● **Records from a collection of figures**:
_ _ _
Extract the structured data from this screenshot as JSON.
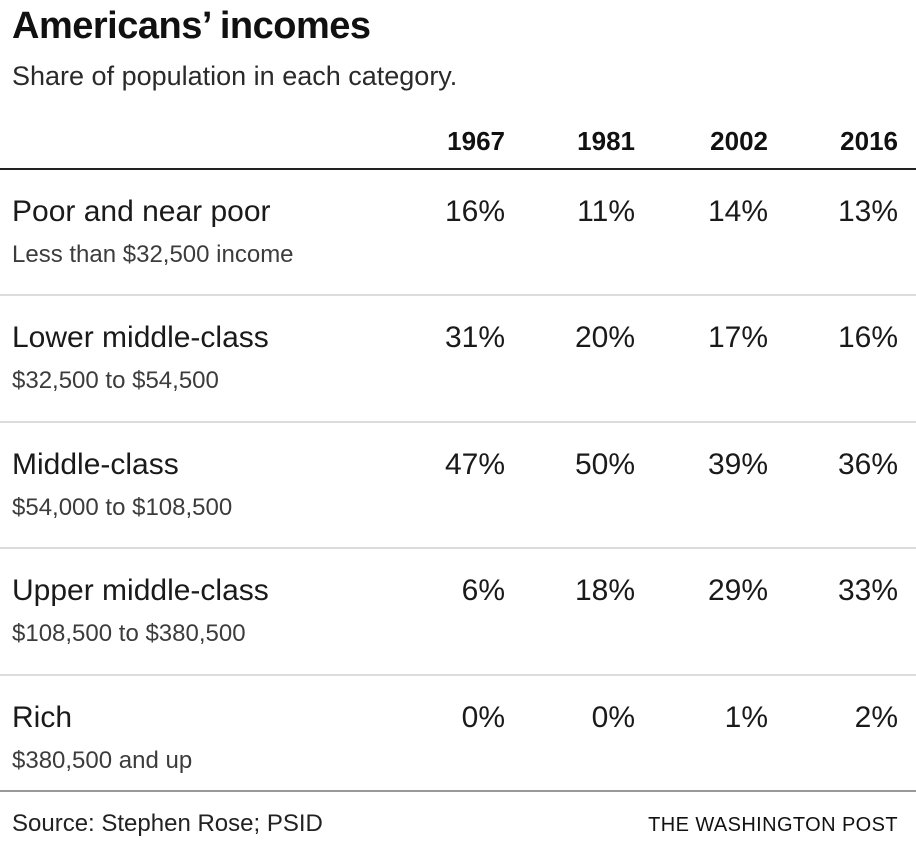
{
  "header": {
    "title": "Americans’ incomes",
    "subtitle": "Share of population in each category."
  },
  "table": {
    "year_columns": [
      "1967",
      "1981",
      "2002",
      "2016"
    ],
    "rows": [
      {
        "label": "Poor and near poor",
        "sublabel": "Less than $32,500 income",
        "values": [
          "16%",
          "11%",
          "14%",
          "13%"
        ]
      },
      {
        "label": "Lower middle-class",
        "sublabel": "$32,500 to $54,500",
        "values": [
          "31%",
          "20%",
          "17%",
          "16%"
        ]
      },
      {
        "label": "Middle-class",
        "sublabel": "$54,000 to $108,500",
        "values": [
          "47%",
          "50%",
          "39%",
          "36%"
        ]
      },
      {
        "label": "Upper middle-class",
        "sublabel": "$108,500 to $380,500",
        "values": [
          "6%",
          "18%",
          "29%",
          "33%"
        ]
      },
      {
        "label": "Rich",
        "sublabel": "$380,500 and up",
        "values": [
          "0%",
          "0%",
          "1%",
          "2%"
        ]
      }
    ]
  },
  "footer": {
    "source": "Source: Stephen Rose; PSID",
    "credit": "THE WASHINGTON POST"
  },
  "colors": {
    "header_rule": "#222222",
    "row_divider": "#dcdcdc",
    "footer_rule": "#999999",
    "text_primary": "#1a1a1a",
    "text_secondary": "#3c3c3c"
  },
  "chart_data": {
    "type": "table",
    "title": "Americans’ incomes",
    "subtitle": "Share of population in each category.",
    "columns": [
      "1967",
      "1981",
      "2002",
      "2016"
    ],
    "unit": "percent of population",
    "rows": [
      {
        "category": "Poor and near poor",
        "income_range": "Less than $32,500 income",
        "values_pct": [
          16,
          11,
          14,
          13
        ]
      },
      {
        "category": "Lower middle-class",
        "income_range": "$32,500 to $54,500",
        "values_pct": [
          31,
          20,
          17,
          16
        ]
      },
      {
        "category": "Middle-class",
        "income_range": "$54,000 to $108,500",
        "values_pct": [
          47,
          50,
          39,
          36
        ]
      },
      {
        "category": "Upper middle-class",
        "income_range": "$108,500 to $380,500",
        "values_pct": [
          6,
          18,
          29,
          33
        ]
      },
      {
        "category": "Rich",
        "income_range": "$380,500 and up",
        "values_pct": [
          0,
          0,
          1,
          2
        ]
      }
    ],
    "source": "Source: Stephen Rose; PSID",
    "credit": "THE WASHINGTON POST"
  }
}
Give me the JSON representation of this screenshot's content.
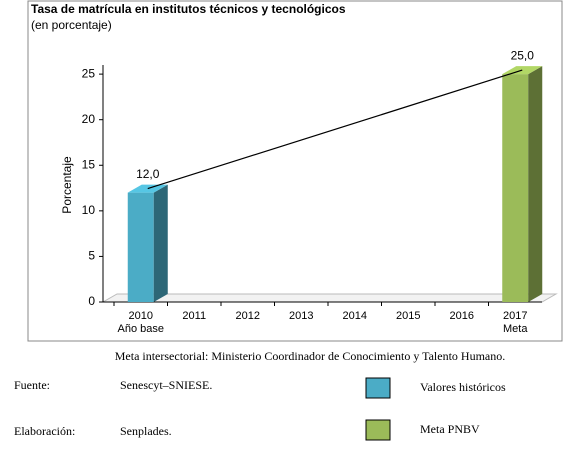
{
  "chart_data": {
    "type": "bar3d",
    "title": "Tasa de matrícula en institutos técnicos y tecnológicos",
    "subtitle": "(en porcentaje)",
    "y_label": "Porcentaje",
    "categories": [
      "2010",
      "2011",
      "2012",
      "2013",
      "2014",
      "2015",
      "2016",
      "2017"
    ],
    "category_notes": [
      "Año base",
      null,
      null,
      null,
      null,
      null,
      null,
      "Meta"
    ],
    "series": [
      {
        "name": "Valores históricos",
        "color": "#4bacc6",
        "values": [
          12.0,
          null,
          null,
          null,
          null,
          null,
          null,
          null
        ],
        "value_labels": [
          "12,0",
          null,
          null,
          null,
          null,
          null,
          null,
          null
        ]
      },
      {
        "name": "Meta PNBV",
        "color": "#9bbb59",
        "values": [
          null,
          null,
          null,
          null,
          null,
          null,
          null,
          25.0
        ],
        "value_labels": [
          null,
          null,
          null,
          null,
          null,
          null,
          null,
          "25,0"
        ]
      }
    ],
    "ylim": [
      0,
      26
    ],
    "yticks": [
      0,
      5,
      10,
      15,
      20,
      25
    ],
    "trend_line": true
  },
  "footer": {
    "note": "Meta intersectorial: Ministerio Coordinador de Conocimiento y Talento Humano.",
    "source_label": "Fuente:",
    "source": "Senescyt–SNIESE.",
    "made_label": "Elaboración:",
    "made": "Senplades."
  }
}
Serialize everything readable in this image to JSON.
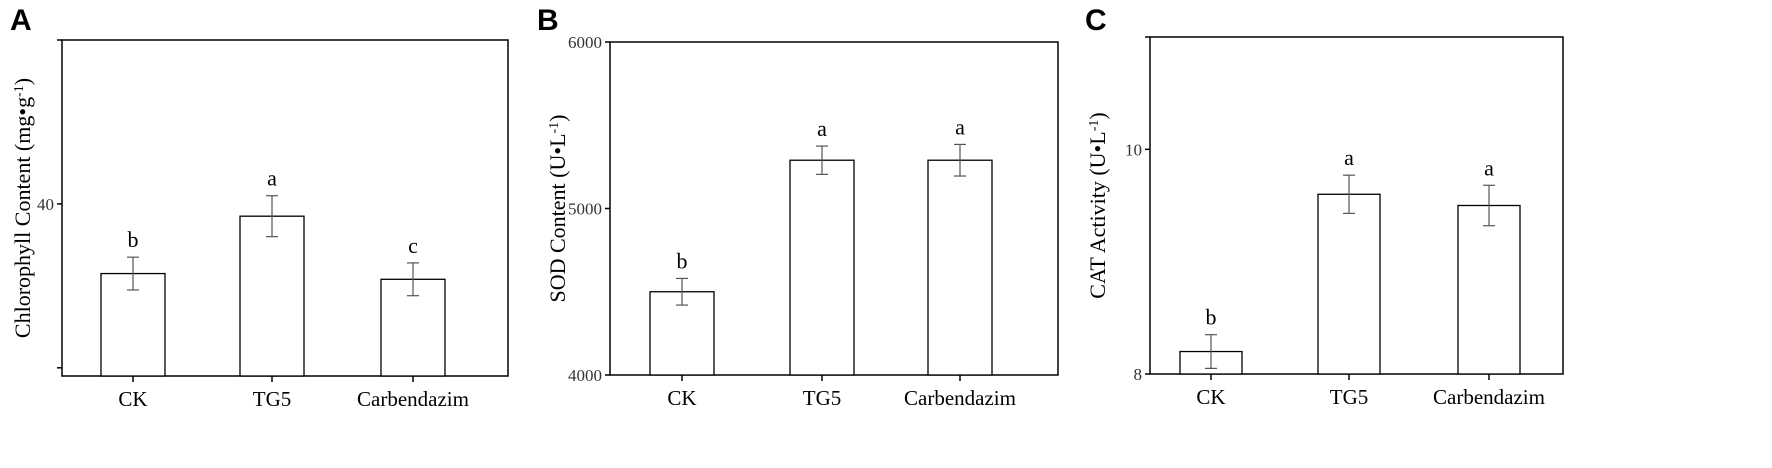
_ _ _
● **Set exercise**: The data should be printed again unchanged; leave its pictures out.

● **Full response**:
Extract the structured data from this screenshot as JSON.
{
  "header": {
    "title": "Americans’ incomes",
    "subtitle": "Share of population in each category."
  },
  "table": {
    "year_columns": [
      "1967",
      "1981",
      "2002",
      "2016"
    ],
    "rows": [
      {
        "label": "Poor and near poor",
        "sublabel": "Less than $32,500 income",
        "values": [
          "16%",
          "11%",
          "14%",
          "13%"
        ]
      },
      {
        "label": "Lower middle-class",
        "sublabel": "$32,500 to $54,500",
        "values": [
          "31%",
          "20%",
          "17%",
          "16%"
        ]
      },
      {
        "label": "Middle-class",
        "sublabel": "$54,000 to $108,500",
        "values": [
          "47%",
          "50%",
          "39%",
          "36%"
        ]
      },
      {
        "label": "Upper middle-class",
        "sublabel": "$108,500 to $380,500",
        "values": [
          "6%",
          "18%",
          "29%",
          "33%"
        ]
      },
      {
        "label": "Rich",
        "sublabel": "$380,500 and up",
        "values": [
          "0%",
          "0%",
          "1%",
          "2%"
        ]
      }
    ]
  },
  "footer": {
    "source": "Source: Stephen Rose; PSID",
    "credit": "THE WASHINGTON POST"
  },
  "colors": {
    "header_rule": "#222222",
    "row_divider": "#dcdcdc",
    "footer_rule": "#999999",
    "text_primary": "#1a1a1a",
    "text_secondary": "#3c3c3c"
  },
  "chart_data": {
    "type": "table",
    "title": "Americans’ incomes",
    "subtitle": "Share of population in each category.",
    "columns": [
      "1967",
      "1981",
      "2002",
      "2016"
    ],
    "unit": "percent of population",
    "rows": [
      {
        "category": "Poor and near poor",
        "income_range": "Less than $32,500 income",
        "values_pct": [
          16,
          11,
          14,
          13
        ]
      },
      {
        "category": "Lower middle-class",
        "income_range": "$32,500 to $54,500",
        "values_pct": [
          31,
          20,
          17,
          16
        ]
      },
      {
        "category": "Middle-class",
        "income_range": "$54,000 to $108,500",
        "values_pct": [
          47,
          50,
          39,
          36
        ]
      },
      {
        "category": "Upper middle-class",
        "income_range": "$108,500 to $380,500",
        "values_pct": [
          6,
          18,
          29,
          33
        ]
      },
      {
        "category": "Rich",
        "income_range": "$380,500 and up",
        "values_pct": [
          0,
          0,
          1,
          2
        ]
      }
    ],
    "source": "Source: Stephen Rose; PSID",
    "credit": "THE WASHINGTON POST"
  }
}
Give me the JSON representation of this screenshot's content.
{
  "chart_data": {
    "type": "bar3d",
    "title": "Tasa de matrícula en institutos técnicos y tecnológicos",
    "subtitle": "(en porcentaje)",
    "y_label": "Porcentaje",
    "categories": [
      "2010",
      "2011",
      "2012",
      "2013",
      "2014",
      "2015",
      "2016",
      "2017"
    ],
    "category_notes": [
      "Año base",
      null,
      null,
      null,
      null,
      null,
      null,
      "Meta"
    ],
    "series": [
      {
        "name": "Valores históricos",
        "color": "#4bacc6",
        "values": [
          12.0,
          null,
          null,
          null,
          null,
          null,
          null,
          null
        ],
        "value_labels": [
          "12,0",
          null,
          null,
          null,
          null,
          null,
          null,
          null
        ]
      },
      {
        "name": "Meta PNBV",
        "color": "#9bbb59",
        "values": [
          null,
          null,
          null,
          null,
          null,
          null,
          null,
          25.0
        ],
        "value_labels": [
          null,
          null,
          null,
          null,
          null,
          null,
          null,
          "25,0"
        ]
      }
    ],
    "ylim": [
      0,
      26
    ],
    "yticks": [
      0,
      5,
      10,
      15,
      20,
      25
    ],
    "trend_line": true
  },
  "footer": {
    "note": "Meta intersectorial: Ministerio Coordinador de Conocimiento y Talento Humano.",
    "source_label": "Fuente:",
    "source": "Senescyt–SNIESE.",
    "made_label": "Elaboración:",
    "made": "Senplades."
  }
}
Serialize everything readable in this image to JSON.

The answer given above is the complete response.